*WHAT THE EXERCISE ASKS*.
The entries are to be returned exactly, with images left out.

*ENTRIES SUPPLIED*.

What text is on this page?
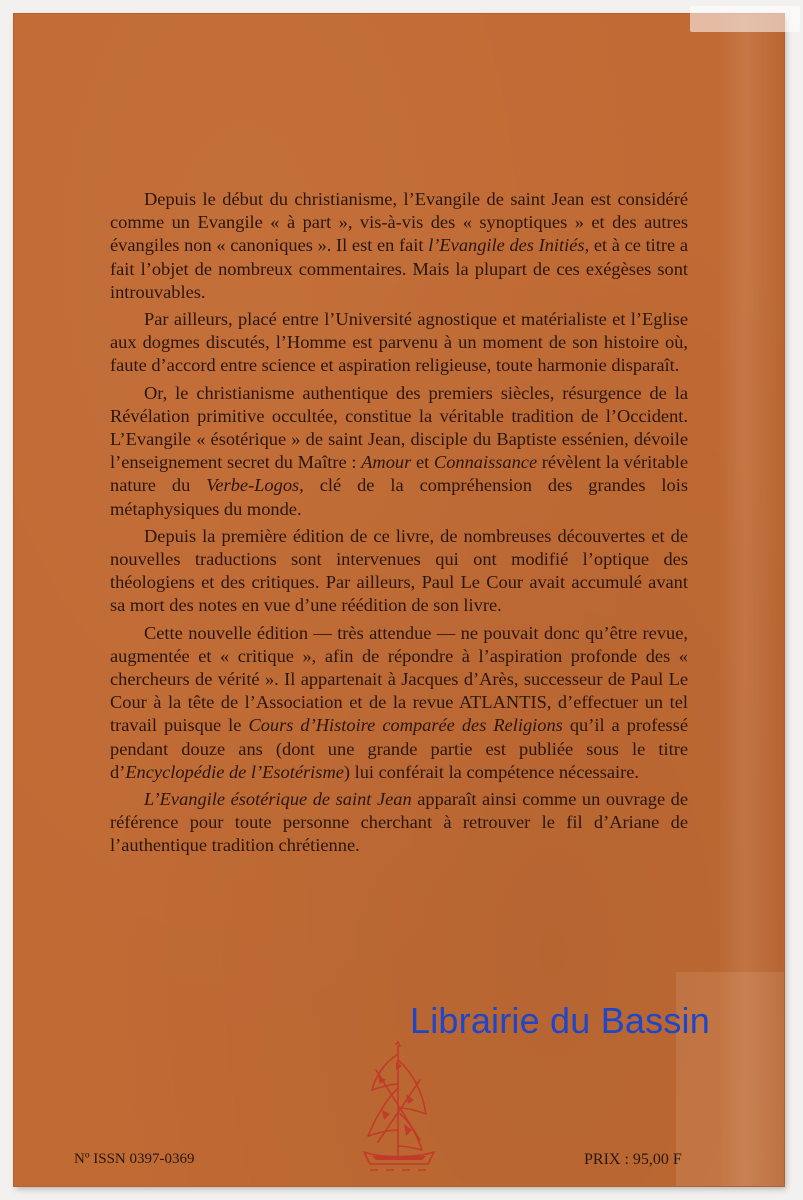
Depuis le début du christianisme, l’Evangile de saint Jean est considéré comme un Evangile « à part », vis-à-vis des « synoptiques » et des autres évangiles non « canoniques ». Il est en fait l’Evangile des Initiés, et à ce titre a fait l’objet de nombreux commentaires. Mais la plupart de ces exégèses sont introuvables.

Par ailleurs, placé entre l’Université agnostique et matérialiste et l’Eglise aux dogmes discutés, l’Homme est parvenu à un moment de son histoire où, faute d’accord entre science et aspiration religieuse, toute harmonie disparaît.

Or, le christianisme authentique des premiers siècles, résurgence de la Révélation primitive occultée, constitue la véritable tradition de l’Occident. L’Evangile « ésotérique » de saint Jean, disciple du Baptiste essénien, dévoile l’enseignement secret du Maître : Amour et Connaissance révèlent la véritable nature du Verbe-Logos, clé de la compréhension des grandes lois métaphysiques du monde.

Depuis la première édition de ce livre, de nombreuses découvertes et de nouvelles traductions sont intervenues qui ont modifié l’optique des théologiens et des critiques. Par ailleurs, Paul Le Cour avait accumulé avant sa mort des notes en vue d’une réédition de son livre.

Cette nouvelle édition — très attendue — ne pouvait donc qu’être revue, augmentée et « critique », afin de répondre à l’aspiration profonde des « chercheurs de vérité ». Il appartenait à Jacques d’Arès, successeur de Paul Le Cour à la tête de l’Association et de la revue ATLANTIS, d’effectuer un tel travail puisque le Cours d’Histoire comparée des Religions qu’il a professé pendant douze ans (dont une grande partie est publiée sous le titre d’Encyclopédie de l’Esotérisme) lui conférait la compétence nécessaire.

L’Evangile ésotérique de saint Jean apparaît ainsi comme un ouvrage de référence pour toute personne cherchant à retrouver le fil d’Ariane de l’authentique tradition chrétienne.

Librairie du Bassin
Nº ISSN 0397-0369	PRIX : 95,00 F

*THE ANSWER*.
What text is on this page?
Depuis le début du christianisme, l’Evangile de saint Jean est considéré comme un Evangile « à part », vis-à-vis des « synoptiques » et des autres évangiles non « canoniques ». Il est en fait l’Evangile des Initiés, et à ce titre a fait l’objet de nombreux commentaires. Mais la plupart de ces exégèses sont introuvables.

Par ailleurs, placé entre l’Université agnostique et matérialiste et l’Eglise aux dogmes discutés, l’Homme est parvenu à un moment de son histoire où, faute d’accord entre science et aspiration religieuse, toute harmonie disparaît.

Or, le christianisme authentique des premiers siècles, résurgence de la Révélation primitive occultée, constitue la véritable tradition de l’Occident. L’Evangile « ésotérique » de saint Jean, disciple du Baptiste essénien, dévoile l’enseignement secret du Maître : Amour et Connaissance révèlent la véritable nature du Verbe-Logos, clé de la compréhension des grandes lois métaphysiques du monde.

Depuis la première édition de ce livre, de nombreuses découvertes et de nouvelles traductions sont intervenues qui ont modifié l’optique des théologiens et des critiques. Par ailleurs, Paul Le Cour avait accumulé avant sa mort des notes en vue d’une réédition de son livre.

Cette nouvelle édition — très attendue — ne pouvait donc qu’être revue, augmentée et « critique », afin de répondre à l’aspiration profonde des « chercheurs de vérité ». Il appartenait à Jacques d’Arès, successeur de Paul Le Cour à la tête de l’Association et de la revue ATLANTIS, d’effectuer un tel travail puisque le Cours d’Histoire comparée des Religions qu’il a professé pendant douze ans (dont une grande partie est publiée sous le titre d’Encyclopédie de l’Esotérisme) lui conférait la compétence nécessaire.

L’Evangile ésotérique de saint Jean apparaît ainsi comme un ouvrage de référence pour toute personne cherchant à retrouver le fil d’Ariane de l’authentique tradition chrétienne.

Librairie du Bassin
Nº ISSN 0397-0369	PRIX : 95,00 F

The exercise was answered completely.